◆ **Assigned task 1**
List every distinct reference number given in square brackets in the passage on omalizumab and COVID-19-associated urticaria.
◆ **Assigned task 2**
Continue the passage on omalizumab and COVID-19-associated urticaria from the point where it stops.

◆ **Source passage**
In our case, urticaria flared up despite the administration of omalizumab immediately before the onset of COVID-19. A possible explanation for this is that only single administration of omalizumab was not sufficient to control his urticaria immediately. Indeed, some of the patients are known to take time to show a substantial response, requiring multiple doses, after the initiation of omalizumab therapy [5, 6]. Another possibility is that the flare-up was provoked by IgE-independent pathogenic process. Urticaria due to viral infection is not necessarily dependent on IgE [7, 8]. Activation of the complement system is proposed to serve as one of the non-IgE triggers [8] because mast cells are activated by C3a and C5a [9]. Another important non-IgE factor should be an enhanced coagulation system. COVID-19 is known to cause microthrombosis through abnormal activation of coagulation pathways, which affects various organs including skin [2]. Since increased coagulation cascade is thought to be involved in the pathophysiology of urticaria [10], COVID-19 may cause or exacerbate urticaria through this mechanism. Indeed, plasma D-dimer was elevated during SARS-Cov-2 infection in our patient. On the other hand, there is a case report in which treatment with omalizumab was successful in COVID-19-associated urticaria [1]. Although the role of IgE in COVID-19-associated urticaria is to be elucidated, resolution of viral infection should be a key for amelioration of urticaria. Our patient had a substantial amount of serum IgE (246 IU/ml) before omalizumab therapy, and its level increased to 507 IU/ml after the first administration. Although such increase is usually linked to the good response to omalizumab [5], the opposite was true for our patient. On the other hand, when omalizumab therapy was re-initiated for the recurrence of CSU after recuperation from COVID-19, it clearly ameliorated his urticarial symptoms. This observation indicates that his recurrent urticaria after the recovery from COVID-19 was largely mediated by IgE.

◆ **Supplied material**

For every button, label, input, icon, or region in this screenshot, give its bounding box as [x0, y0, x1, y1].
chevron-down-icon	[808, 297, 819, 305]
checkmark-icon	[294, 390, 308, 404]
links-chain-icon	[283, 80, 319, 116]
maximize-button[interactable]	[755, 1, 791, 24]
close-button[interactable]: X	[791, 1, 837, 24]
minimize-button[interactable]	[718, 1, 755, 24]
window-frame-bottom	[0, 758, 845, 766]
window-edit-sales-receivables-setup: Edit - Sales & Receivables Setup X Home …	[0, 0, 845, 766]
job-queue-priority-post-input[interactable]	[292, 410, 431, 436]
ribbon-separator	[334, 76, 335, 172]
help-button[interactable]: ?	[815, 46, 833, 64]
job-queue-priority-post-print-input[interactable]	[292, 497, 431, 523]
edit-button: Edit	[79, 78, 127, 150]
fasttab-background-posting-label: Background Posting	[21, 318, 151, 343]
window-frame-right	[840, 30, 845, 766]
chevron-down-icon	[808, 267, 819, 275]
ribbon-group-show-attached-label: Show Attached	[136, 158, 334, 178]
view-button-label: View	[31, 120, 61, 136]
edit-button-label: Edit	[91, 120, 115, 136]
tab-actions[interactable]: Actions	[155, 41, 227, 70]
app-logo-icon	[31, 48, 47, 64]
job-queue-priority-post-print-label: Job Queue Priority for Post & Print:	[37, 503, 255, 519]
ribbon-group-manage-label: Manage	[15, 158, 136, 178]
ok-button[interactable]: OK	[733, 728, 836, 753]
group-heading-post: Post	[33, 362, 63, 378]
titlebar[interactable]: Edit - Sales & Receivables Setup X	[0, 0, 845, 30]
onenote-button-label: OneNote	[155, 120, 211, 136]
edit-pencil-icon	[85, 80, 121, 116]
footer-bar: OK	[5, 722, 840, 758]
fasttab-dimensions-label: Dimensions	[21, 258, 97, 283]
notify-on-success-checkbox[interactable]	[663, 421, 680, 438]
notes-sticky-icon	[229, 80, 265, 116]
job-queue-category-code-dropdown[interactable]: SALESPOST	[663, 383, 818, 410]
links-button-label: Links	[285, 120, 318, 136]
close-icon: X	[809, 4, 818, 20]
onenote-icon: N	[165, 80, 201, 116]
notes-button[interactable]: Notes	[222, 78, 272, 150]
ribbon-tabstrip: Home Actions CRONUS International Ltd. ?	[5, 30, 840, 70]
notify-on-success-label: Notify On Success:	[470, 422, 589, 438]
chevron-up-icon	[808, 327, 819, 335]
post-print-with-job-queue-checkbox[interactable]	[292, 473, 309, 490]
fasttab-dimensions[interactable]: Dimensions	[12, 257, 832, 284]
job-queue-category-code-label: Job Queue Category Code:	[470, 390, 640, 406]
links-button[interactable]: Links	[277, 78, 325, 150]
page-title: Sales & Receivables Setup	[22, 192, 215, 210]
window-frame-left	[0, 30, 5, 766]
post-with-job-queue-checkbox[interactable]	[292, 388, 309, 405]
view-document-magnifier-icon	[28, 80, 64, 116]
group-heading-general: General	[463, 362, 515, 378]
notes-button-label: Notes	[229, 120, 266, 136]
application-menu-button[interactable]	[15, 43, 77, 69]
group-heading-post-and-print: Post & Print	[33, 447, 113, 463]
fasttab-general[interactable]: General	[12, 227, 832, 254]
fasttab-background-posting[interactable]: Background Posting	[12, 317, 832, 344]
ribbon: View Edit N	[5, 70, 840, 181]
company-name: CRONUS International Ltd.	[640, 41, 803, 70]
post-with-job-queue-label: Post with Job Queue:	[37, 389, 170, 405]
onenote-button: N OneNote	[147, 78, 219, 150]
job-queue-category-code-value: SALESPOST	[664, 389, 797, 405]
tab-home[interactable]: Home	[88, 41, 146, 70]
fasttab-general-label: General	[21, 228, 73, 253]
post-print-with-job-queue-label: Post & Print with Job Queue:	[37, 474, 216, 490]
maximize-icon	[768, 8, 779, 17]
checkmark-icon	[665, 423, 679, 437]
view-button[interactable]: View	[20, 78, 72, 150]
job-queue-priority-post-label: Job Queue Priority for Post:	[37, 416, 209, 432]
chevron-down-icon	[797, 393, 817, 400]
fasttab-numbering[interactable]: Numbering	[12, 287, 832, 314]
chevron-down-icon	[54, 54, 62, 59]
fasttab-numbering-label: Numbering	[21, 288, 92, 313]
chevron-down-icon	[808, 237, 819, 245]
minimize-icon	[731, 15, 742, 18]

◆ **Response 1**
1, 2, 5, 6, 7, 8, 9, 10

◆ **Response 2**
In the era of COVID-19 pandemic, it should be noticed that acute exacerbation of urticaria may be associated with SARS-Cov-2 infection. Treatment of COVID-19 should be prioritized even in patients with urticaria. Standard basic treatments of urticaria should also be continued in such cases.
Conflict of interest
Hayama K has received a study grant or honoraria for being a speaker from Boehringer Ingelheim, Kyorin, Novartis, and Taiho. Fujita H has received a study grant or honoraria for being a speaker from Boehringer Ingelheim, Kyorin, Novartis, Taiho. Izaki S, Hayashi K, Kurosawa Y, Yamada S, Shimizu T and Gon Y declare no conflict of interest.